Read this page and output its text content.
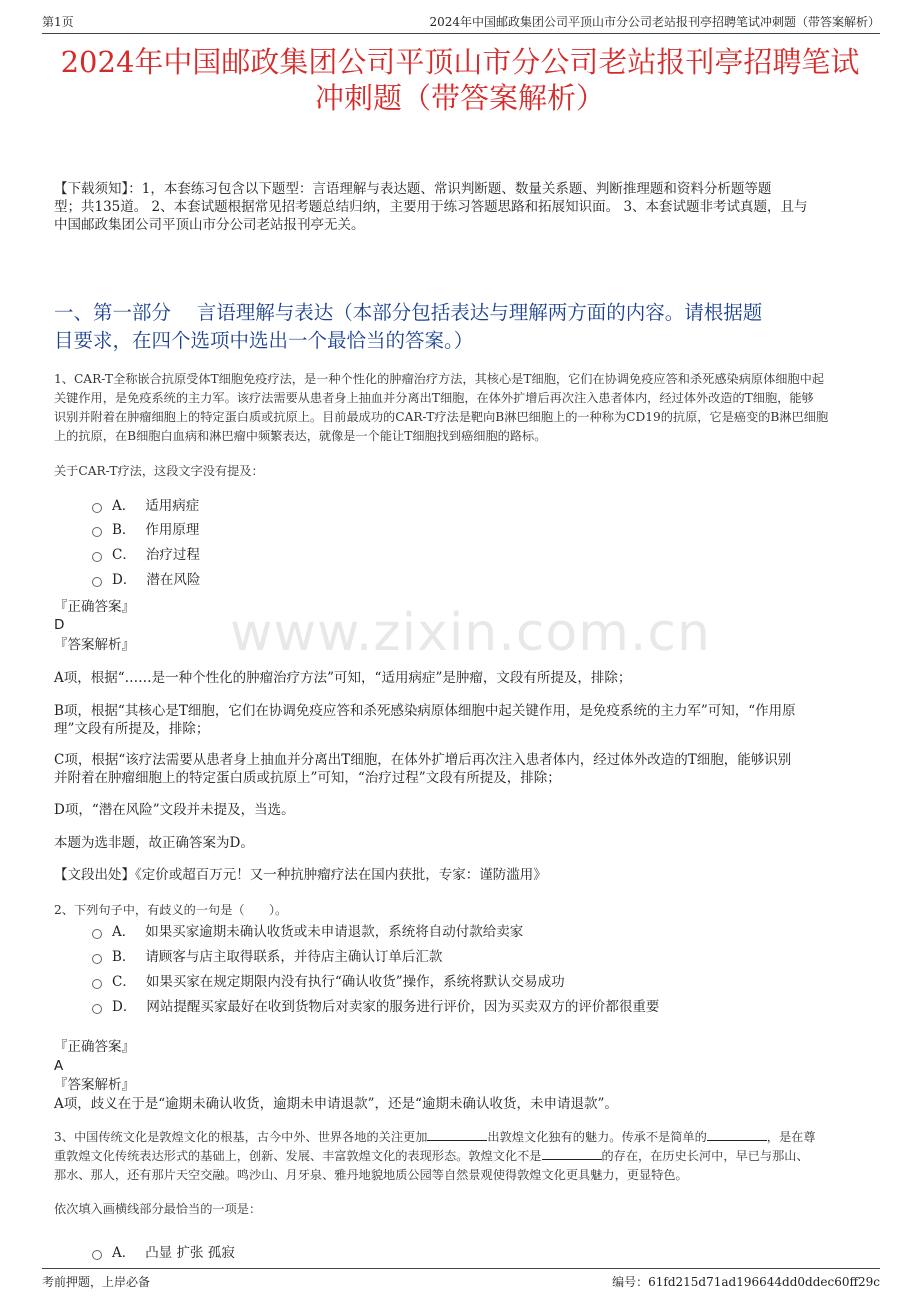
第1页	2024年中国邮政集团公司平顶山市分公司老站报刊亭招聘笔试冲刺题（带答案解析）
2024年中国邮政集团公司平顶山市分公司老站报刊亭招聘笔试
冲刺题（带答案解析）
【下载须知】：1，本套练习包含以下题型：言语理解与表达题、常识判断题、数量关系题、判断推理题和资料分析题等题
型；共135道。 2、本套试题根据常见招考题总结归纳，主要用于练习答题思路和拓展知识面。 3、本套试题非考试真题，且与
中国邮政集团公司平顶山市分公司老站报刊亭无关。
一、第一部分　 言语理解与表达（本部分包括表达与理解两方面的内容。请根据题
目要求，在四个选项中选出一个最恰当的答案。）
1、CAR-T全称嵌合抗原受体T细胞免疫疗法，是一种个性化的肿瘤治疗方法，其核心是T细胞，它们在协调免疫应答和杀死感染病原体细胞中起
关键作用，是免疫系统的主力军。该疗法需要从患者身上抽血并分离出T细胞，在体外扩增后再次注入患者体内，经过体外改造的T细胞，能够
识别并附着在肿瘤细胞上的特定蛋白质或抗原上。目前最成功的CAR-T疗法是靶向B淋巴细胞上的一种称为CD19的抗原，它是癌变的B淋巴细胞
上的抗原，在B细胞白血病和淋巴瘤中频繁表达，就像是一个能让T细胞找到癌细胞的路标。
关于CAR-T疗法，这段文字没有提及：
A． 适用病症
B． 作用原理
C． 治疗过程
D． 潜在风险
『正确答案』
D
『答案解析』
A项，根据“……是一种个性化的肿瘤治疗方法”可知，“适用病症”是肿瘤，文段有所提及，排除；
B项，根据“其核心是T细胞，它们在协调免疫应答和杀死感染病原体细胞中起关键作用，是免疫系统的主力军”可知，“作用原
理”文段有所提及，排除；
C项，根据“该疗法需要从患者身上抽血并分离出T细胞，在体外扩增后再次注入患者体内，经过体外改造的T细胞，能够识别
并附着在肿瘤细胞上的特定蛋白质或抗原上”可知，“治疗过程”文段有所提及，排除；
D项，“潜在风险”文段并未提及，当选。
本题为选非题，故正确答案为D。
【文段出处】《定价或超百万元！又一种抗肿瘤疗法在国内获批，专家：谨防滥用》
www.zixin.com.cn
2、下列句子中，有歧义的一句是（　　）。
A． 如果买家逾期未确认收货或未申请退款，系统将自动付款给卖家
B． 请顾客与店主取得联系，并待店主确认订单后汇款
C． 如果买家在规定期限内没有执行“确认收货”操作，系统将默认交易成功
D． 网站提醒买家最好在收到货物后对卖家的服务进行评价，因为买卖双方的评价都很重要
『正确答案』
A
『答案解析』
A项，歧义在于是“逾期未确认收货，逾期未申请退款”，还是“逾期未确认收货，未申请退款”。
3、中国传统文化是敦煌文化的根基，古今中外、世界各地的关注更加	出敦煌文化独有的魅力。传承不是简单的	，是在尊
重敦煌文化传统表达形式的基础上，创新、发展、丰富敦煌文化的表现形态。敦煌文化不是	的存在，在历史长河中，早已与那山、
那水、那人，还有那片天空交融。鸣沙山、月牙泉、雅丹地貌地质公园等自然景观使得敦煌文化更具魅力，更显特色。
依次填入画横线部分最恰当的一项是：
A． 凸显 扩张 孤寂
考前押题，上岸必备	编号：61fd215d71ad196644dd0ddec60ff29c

+++

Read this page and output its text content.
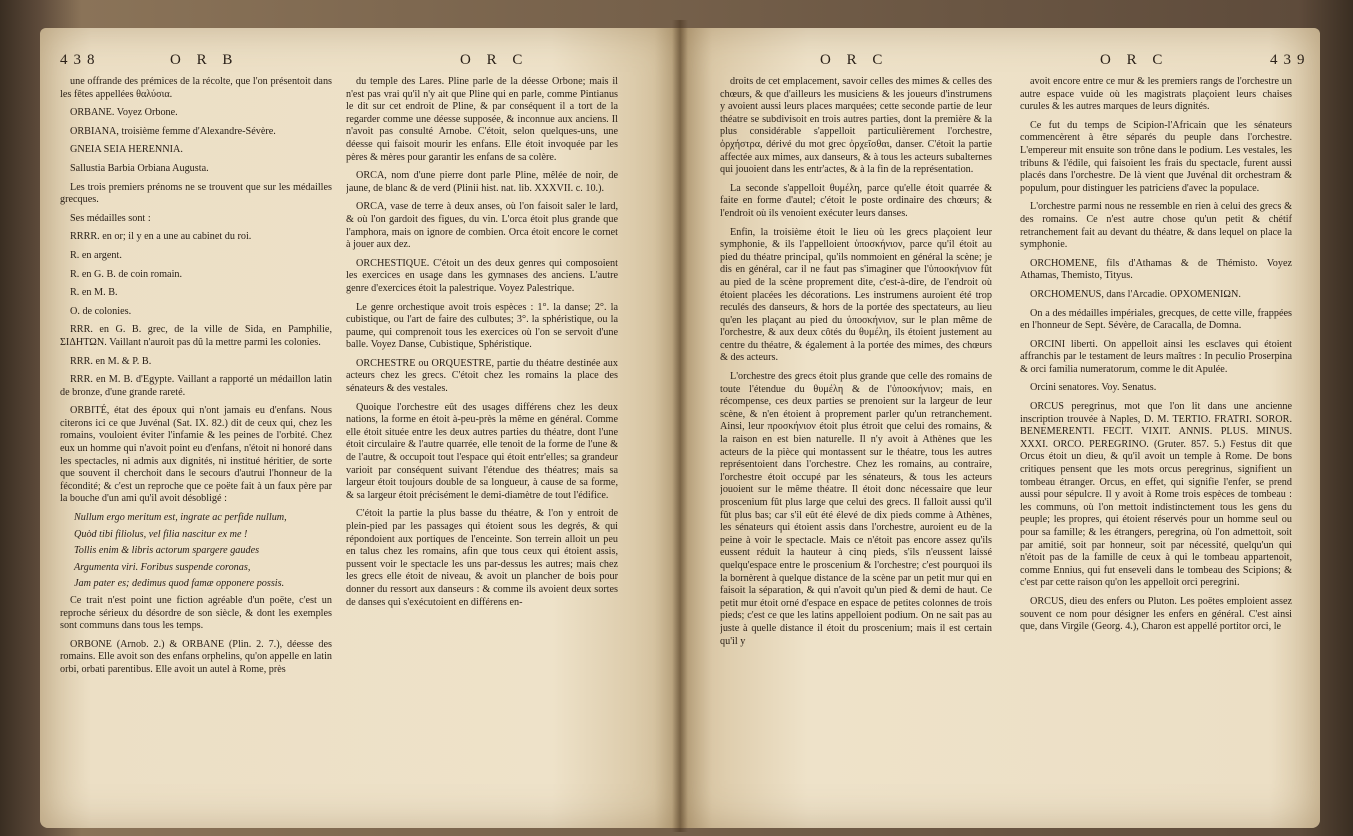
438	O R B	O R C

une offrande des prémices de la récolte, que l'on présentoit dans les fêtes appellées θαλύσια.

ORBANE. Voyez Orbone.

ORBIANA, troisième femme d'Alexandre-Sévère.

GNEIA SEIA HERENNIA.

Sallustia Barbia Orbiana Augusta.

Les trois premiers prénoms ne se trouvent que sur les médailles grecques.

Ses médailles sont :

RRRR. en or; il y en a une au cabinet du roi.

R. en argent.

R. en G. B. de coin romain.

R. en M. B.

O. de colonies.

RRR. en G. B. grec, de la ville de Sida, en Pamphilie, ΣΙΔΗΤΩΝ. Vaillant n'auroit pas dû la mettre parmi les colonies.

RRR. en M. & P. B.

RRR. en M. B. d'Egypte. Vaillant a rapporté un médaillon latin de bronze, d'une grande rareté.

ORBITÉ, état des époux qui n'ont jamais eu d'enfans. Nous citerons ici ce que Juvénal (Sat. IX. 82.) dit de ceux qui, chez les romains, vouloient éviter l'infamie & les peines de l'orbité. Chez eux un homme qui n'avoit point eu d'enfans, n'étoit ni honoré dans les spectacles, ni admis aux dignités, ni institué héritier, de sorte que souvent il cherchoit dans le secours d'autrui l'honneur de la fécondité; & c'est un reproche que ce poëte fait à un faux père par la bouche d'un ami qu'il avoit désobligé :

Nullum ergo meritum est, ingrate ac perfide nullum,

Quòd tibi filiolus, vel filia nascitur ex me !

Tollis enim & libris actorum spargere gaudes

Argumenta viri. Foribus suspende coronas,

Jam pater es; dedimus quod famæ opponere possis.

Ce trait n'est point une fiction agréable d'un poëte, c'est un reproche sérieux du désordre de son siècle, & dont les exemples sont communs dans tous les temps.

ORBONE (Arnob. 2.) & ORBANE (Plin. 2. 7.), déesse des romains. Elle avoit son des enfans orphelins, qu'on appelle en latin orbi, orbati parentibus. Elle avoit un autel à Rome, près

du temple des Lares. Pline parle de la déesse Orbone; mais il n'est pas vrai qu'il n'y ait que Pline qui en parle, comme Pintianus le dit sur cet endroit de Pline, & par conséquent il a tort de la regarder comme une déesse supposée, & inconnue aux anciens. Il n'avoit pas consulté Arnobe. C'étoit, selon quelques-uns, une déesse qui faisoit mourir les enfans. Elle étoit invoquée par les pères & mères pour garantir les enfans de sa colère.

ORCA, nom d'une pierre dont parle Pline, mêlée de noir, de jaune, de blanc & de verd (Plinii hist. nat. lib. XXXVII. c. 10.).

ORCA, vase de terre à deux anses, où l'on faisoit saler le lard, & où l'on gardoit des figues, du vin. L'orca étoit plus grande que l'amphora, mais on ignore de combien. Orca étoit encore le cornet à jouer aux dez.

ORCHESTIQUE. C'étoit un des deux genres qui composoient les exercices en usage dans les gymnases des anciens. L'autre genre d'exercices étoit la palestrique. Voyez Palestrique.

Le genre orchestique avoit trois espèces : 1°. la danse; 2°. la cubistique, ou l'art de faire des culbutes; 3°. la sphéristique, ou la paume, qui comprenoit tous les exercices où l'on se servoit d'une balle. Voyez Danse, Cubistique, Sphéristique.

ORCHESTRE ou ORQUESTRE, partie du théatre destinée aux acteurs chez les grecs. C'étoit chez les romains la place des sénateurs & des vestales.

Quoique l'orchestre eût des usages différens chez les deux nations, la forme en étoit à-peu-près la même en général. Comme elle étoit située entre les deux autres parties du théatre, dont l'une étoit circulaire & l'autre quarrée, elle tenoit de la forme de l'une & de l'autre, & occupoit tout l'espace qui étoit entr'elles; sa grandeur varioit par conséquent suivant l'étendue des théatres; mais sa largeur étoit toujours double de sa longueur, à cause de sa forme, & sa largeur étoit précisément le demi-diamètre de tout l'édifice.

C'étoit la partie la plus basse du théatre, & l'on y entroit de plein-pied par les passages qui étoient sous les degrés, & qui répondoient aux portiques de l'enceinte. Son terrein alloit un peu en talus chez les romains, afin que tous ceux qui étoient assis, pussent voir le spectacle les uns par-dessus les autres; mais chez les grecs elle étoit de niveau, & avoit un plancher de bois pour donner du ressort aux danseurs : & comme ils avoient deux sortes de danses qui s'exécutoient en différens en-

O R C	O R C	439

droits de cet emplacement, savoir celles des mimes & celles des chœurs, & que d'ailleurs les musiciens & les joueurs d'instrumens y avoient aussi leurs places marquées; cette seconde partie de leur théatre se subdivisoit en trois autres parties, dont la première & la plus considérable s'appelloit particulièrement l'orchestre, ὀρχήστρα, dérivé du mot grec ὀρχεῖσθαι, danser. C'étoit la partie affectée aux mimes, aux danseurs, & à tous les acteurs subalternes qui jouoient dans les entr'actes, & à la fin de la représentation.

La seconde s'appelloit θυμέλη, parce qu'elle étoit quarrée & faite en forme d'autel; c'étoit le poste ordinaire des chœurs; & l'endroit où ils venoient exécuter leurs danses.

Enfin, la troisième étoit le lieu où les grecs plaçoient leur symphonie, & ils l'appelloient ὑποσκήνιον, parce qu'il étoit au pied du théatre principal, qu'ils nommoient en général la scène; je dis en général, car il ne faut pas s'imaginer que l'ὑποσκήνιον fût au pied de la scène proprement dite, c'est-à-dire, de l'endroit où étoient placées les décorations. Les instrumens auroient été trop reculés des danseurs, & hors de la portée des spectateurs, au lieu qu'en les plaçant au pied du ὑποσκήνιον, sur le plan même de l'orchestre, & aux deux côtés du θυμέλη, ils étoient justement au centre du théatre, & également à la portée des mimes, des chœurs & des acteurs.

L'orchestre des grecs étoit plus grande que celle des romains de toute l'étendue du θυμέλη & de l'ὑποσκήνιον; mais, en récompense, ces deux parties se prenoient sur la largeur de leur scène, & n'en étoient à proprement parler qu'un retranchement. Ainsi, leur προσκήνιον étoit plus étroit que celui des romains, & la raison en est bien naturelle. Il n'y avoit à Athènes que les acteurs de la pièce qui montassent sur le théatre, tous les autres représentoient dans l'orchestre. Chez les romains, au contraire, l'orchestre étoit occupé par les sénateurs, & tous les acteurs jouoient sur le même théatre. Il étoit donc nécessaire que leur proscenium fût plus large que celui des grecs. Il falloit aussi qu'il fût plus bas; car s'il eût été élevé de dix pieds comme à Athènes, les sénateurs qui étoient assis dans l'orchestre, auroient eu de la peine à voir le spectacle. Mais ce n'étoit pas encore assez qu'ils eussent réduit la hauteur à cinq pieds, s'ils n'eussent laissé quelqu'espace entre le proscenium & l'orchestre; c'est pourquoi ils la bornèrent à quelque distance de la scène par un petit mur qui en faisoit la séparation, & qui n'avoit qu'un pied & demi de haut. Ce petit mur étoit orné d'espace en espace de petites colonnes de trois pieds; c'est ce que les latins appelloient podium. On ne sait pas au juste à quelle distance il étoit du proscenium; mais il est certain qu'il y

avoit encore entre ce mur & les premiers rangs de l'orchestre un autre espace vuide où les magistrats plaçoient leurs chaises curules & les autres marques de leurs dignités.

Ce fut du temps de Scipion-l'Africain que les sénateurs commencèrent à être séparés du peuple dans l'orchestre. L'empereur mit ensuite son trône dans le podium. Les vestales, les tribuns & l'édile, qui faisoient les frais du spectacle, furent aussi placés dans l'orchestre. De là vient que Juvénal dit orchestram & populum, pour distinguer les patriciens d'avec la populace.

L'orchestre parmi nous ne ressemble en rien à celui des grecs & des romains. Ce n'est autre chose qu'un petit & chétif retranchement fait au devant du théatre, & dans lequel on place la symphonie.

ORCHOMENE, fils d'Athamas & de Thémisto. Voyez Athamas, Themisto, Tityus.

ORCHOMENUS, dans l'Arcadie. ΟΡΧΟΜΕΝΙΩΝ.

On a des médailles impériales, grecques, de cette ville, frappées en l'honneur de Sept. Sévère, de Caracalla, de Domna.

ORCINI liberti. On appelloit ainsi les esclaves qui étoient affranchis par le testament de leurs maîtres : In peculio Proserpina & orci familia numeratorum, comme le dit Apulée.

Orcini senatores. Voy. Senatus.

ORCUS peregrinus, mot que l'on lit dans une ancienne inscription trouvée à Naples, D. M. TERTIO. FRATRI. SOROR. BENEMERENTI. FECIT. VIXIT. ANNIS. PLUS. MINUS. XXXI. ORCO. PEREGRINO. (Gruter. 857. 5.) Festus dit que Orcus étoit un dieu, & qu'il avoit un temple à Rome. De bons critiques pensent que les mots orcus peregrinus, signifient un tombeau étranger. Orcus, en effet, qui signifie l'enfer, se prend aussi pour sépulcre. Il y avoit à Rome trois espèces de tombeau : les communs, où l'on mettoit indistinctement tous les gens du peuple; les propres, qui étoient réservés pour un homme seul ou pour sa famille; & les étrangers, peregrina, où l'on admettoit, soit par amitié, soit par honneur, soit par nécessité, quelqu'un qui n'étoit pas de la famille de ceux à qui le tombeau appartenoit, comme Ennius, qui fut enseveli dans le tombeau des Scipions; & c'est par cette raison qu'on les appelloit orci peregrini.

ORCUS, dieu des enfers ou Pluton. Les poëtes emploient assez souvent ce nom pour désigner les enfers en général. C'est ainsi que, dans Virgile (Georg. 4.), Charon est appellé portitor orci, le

+++

# Short exercise
Tally the lines above that contain the word "grecques", and reply with only the number.

# Written response
2